The request> Exactly as they appear, output all of the entries.

— Start —

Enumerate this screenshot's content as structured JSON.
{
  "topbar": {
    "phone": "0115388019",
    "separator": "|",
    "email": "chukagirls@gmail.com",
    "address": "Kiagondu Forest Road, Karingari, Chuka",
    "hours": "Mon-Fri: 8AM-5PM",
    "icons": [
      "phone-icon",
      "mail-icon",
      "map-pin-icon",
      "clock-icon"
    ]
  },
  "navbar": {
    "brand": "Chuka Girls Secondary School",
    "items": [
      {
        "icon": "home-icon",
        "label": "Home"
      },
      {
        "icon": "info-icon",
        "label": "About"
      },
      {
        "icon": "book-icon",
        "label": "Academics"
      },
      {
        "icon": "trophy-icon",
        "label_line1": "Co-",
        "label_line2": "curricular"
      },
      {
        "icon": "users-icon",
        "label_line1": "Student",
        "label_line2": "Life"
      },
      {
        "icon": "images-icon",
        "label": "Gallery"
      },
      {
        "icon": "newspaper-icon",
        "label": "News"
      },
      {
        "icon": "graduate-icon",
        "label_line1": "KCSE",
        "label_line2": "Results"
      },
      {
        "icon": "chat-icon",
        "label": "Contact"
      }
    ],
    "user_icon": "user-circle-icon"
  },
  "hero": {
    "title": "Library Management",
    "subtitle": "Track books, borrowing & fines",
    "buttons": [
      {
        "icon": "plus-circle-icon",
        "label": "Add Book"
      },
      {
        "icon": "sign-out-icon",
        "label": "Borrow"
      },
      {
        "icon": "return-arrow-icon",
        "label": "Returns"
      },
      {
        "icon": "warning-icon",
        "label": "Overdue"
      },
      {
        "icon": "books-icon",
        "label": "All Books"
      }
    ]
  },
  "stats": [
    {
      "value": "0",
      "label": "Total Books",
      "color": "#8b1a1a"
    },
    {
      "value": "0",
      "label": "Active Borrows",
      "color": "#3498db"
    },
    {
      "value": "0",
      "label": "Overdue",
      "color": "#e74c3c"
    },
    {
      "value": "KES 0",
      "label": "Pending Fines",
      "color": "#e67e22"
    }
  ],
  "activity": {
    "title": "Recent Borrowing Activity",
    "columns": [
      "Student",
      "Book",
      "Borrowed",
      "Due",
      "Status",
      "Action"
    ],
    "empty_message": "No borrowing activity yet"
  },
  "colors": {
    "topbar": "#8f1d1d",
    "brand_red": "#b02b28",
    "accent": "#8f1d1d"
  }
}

— End —

Task result>
Enumerate this screenshot's content as structured JSON.
{
  "topbar": {
    "phone": "0115388019",
    "separator": "|",
    "email": "chukagirls@gmail.com",
    "address": "Kiagondu Forest Road, Karingari, Chuka",
    "hours": "Mon-Fri: 8AM-5PM",
    "icons": [
      "phone-icon",
      "mail-icon",
      "map-pin-icon",
      "clock-icon"
    ]
  },
  "navbar": {
    "brand": "Chuka Girls Secondary School",
    "items": [
      {
        "icon": "home-icon",
        "label": "Home"
      },
      {
        "icon": "info-icon",
        "label": "About"
      },
      {
        "icon": "book-icon",
        "label": "Academics"
      },
      {
        "icon": "trophy-icon",
        "label_line1": "Co-",
        "label_line2": "curricular"
      },
      {
        "icon": "users-icon",
        "label_line1": "Student",
        "label_line2": "Life"
      },
      {
        "icon": "images-icon",
        "label": "Gallery"
      },
      {
        "icon": "newspaper-icon",
        "label": "News"
      },
      {
        "icon": "graduate-icon",
        "label_line1": "KCSE",
        "label_line2": "Results"
      },
      {
        "icon": "chat-icon",
        "label": "Contact"
      }
    ],
    "user_icon": "user-circle-icon"
  },
  "hero": {
    "title": "Library Management",
    "subtitle": "Track books, borrowing & fines",
    "buttons": [
      {
        "icon": "plus-circle-icon",
        "label": "Add Book"
      },
      {
        "icon": "sign-out-icon",
        "label": "Borrow"
      },
      {
        "icon": "return-arrow-icon",
        "label": "Returns"
      },
      {
        "icon": "warning-icon",
        "label": "Overdue"
      },
      {
        "icon": "books-icon",
        "label": "All Books"
      }
    ]
  },
  "stats": [
    {
      "value": "0",
      "label": "Total Books",
      "color": "#8b1a1a"
    },
    {
      "value": "0",
      "label": "Active Borrows",
      "color": "#3498db"
    },
    {
      "value": "0",
      "label": "Overdue",
      "color": "#e74c3c"
    },
    {
      "value": "KES 0",
      "label": "Pending Fines",
      "color": "#e67e22"
    }
  ],
  "activity": {
    "title": "Recent Borrowing Activity",
    "columns": [
      "Student",
      "Book",
      "Borrowed",
      "Due",
      "Status",
      "Action"
    ],
    "empty_message": "No borrowing activity yet"
  },
  "colors": {
    "topbar": "#8f1d1d",
    "brand_red": "#b02b28",
    "accent": "#8f1d1d"
  }
}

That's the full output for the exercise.